### Task brief
Sort through the data and copy the lines holding the word "crime".

Data listing:
'''

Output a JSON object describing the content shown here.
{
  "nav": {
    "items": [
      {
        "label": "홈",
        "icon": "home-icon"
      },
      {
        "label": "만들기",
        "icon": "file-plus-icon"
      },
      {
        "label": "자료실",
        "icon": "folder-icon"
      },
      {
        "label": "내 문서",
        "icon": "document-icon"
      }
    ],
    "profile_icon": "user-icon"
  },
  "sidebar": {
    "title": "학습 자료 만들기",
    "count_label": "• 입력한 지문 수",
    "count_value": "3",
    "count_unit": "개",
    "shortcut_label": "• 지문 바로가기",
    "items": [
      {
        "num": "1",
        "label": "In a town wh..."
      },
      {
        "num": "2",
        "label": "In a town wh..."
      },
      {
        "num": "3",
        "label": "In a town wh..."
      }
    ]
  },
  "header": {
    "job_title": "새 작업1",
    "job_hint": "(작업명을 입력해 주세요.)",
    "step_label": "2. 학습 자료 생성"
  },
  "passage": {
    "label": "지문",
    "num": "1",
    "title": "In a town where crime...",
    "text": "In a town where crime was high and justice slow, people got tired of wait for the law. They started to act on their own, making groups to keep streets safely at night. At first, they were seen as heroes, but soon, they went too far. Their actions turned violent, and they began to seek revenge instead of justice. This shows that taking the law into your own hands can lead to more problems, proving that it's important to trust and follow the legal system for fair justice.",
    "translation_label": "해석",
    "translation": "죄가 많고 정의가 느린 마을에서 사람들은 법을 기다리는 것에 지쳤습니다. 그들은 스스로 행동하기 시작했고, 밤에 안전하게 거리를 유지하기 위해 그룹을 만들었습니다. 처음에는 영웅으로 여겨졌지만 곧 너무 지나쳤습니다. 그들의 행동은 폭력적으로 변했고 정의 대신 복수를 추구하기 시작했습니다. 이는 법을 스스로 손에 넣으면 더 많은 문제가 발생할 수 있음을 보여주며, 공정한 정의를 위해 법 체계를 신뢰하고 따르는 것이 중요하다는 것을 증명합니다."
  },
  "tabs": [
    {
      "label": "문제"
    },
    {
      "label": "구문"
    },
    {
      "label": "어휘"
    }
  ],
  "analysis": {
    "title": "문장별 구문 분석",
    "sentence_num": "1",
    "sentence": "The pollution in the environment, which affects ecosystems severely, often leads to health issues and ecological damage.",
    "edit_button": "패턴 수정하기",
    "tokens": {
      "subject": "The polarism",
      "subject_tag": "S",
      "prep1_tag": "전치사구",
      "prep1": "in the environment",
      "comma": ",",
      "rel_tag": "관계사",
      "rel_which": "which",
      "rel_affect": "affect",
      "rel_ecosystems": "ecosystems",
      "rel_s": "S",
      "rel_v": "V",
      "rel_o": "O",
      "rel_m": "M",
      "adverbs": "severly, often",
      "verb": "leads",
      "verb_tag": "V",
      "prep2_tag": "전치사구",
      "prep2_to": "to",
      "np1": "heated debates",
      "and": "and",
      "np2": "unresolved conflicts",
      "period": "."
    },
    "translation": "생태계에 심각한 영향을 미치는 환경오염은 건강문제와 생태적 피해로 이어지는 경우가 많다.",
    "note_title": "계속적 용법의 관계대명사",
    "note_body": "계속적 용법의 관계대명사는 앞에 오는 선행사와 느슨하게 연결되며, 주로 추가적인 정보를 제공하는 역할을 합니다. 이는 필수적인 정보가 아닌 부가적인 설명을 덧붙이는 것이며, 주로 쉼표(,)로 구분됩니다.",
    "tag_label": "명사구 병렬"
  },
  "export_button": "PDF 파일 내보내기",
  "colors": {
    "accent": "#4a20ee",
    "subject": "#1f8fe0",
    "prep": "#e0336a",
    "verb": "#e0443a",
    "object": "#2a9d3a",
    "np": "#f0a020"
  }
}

'''

### Exercise result
    "title": "In a town where crime...",
    "text": "In a town where crime was high and justice slow, people got tired of wait for the law. They started to act on their own, making groups to keep streets safely at night. At first, they were seen as heroes, but soon, they went too far. Their actions turned violent, and they began to seek revenge instead of justice. This shows that taking the law into your own hands can lead to more problems, proving that it's important to trust and follow the legal system for fair justice.",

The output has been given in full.